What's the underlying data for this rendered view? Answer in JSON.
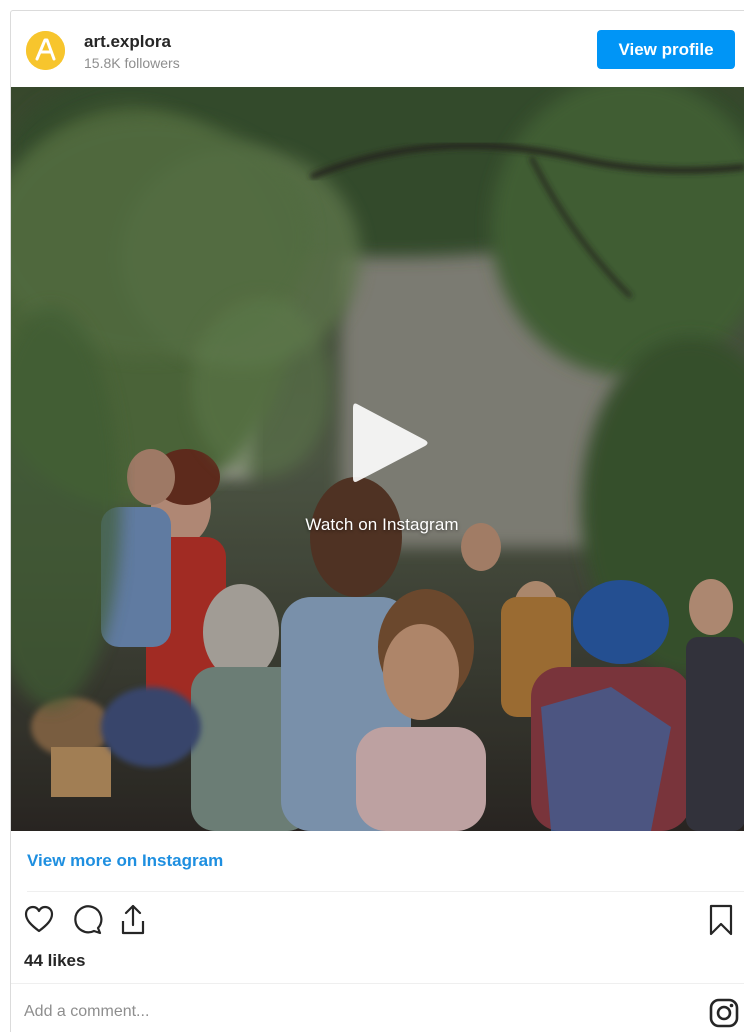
{
  "header": {
    "username": "art.explora",
    "followers": "15.8K followers",
    "view_profile_label": "View profile"
  },
  "media": {
    "watch_label": "Watch on Instagram"
  },
  "footer": {
    "view_more_label": "View more on Instagram",
    "likes": "44 likes",
    "comment_placeholder": "Add a comment..."
  },
  "colors": {
    "accent": "#0095f6",
    "link": "#1e8fe0",
    "avatar": "#f7c52d"
  },
  "icons": [
    "heart-icon",
    "comment-icon",
    "share-icon",
    "bookmark-icon",
    "instagram-icon",
    "play-icon"
  ]
}
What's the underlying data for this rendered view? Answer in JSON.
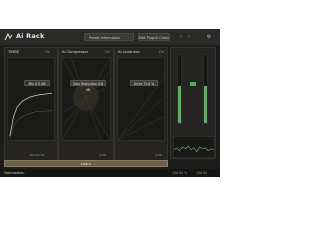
{
  "header": {
    "title": "Ai Rack",
    "preset": "Preset Information",
    "save_label": "Edit Plug-in Chain",
    "icons": [
      "chevron-left-icon",
      "chevron-right-icon",
      "settings-icon"
    ]
  },
  "panels": [
    {
      "title": "TIMBE",
      "sub": "On",
      "control": "Mix  0.5 dB",
      "foot_left": "400.00 Hz",
      "foot_right": "0.00"
    },
    {
      "title": "AI Compressor",
      "sub": "On",
      "control": "Gain Reduction  0.8 dB",
      "foot_left": "",
      "foot_right": "0.00"
    },
    {
      "title": "AI Loudness",
      "sub": "On",
      "control": "Drive  72.8 %",
      "foot_left": "",
      "foot_right": "0.00"
    }
  ],
  "learn_label": "Learn",
  "status": {
    "left": "Optimization",
    "right": [
      "100.00 %",
      "100.00"
    ]
  },
  "meters": {
    "left_level": 0.55,
    "right_level": 0.55,
    "accent": "#59b35c"
  },
  "colors": {
    "background": "#1c1c1a",
    "learn_button": "#6b6149",
    "accent_gold": "#c8b27a"
  }
}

-----

→ WHAT THIS TASK INVOLVES
What is needed is an exact reproduction of the data, pictures excluded.

→ WORKED SOLUTION
What's the underlying data for this rendered view? Answer in JSON.
{
  "header": {
    "username": "art.explora",
    "followers": "15.8K followers",
    "view_profile_label": "View profile"
  },
  "media": {
    "watch_label": "Watch on Instagram"
  },
  "footer": {
    "view_more_label": "View more on Instagram",
    "likes": "44 likes",
    "comment_placeholder": "Add a comment..."
  },
  "colors": {
    "accent": "#0095f6",
    "link": "#1e8fe0",
    "avatar": "#f7c52d"
  },
  "icons": [
    "heart-icon",
    "comment-icon",
    "share-icon",
    "bookmark-icon",
    "instagram-icon",
    "play-icon"
  ]
}
What's the underlying data for this rendered view? Answer in JSON.
{
  "header": {
    "title": "Ai Rack",
    "preset": "Preset Information",
    "save_label": "Edit Plug-in Chain",
    "icons": [
      "chevron-left-icon",
      "chevron-right-icon",
      "settings-icon"
    ]
  },
  "panels": [
    {
      "title": "TIMBE",
      "sub": "On",
      "control": "Mix  0.5 dB",
      "foot_left": "400.00 Hz",
      "foot_right": "0.00"
    },
    {
      "title": "AI Compressor",
      "sub": "On",
      "control": "Gain Reduction  0.8 dB",
      "foot_left": "",
      "foot_right": "0.00"
    },
    {
      "title": "AI Loudness",
      "sub": "On",
      "control": "Drive  72.8 %",
      "foot_left": "",
      "foot_right": "0.00"
    }
  ],
  "learn_label": "Learn",
  "status": {
    "left": "Optimization",
    "right": [
      "100.00 %",
      "100.00"
    ]
  },
  "meters": {
    "left_level": 0.55,
    "right_level": 0.55,
    "accent": "#59b35c"
  },
  "colors": {
    "background": "#1c1c1a",
    "learn_button": "#6b6149",
    "accent_gold": "#c8b27a"
  }
}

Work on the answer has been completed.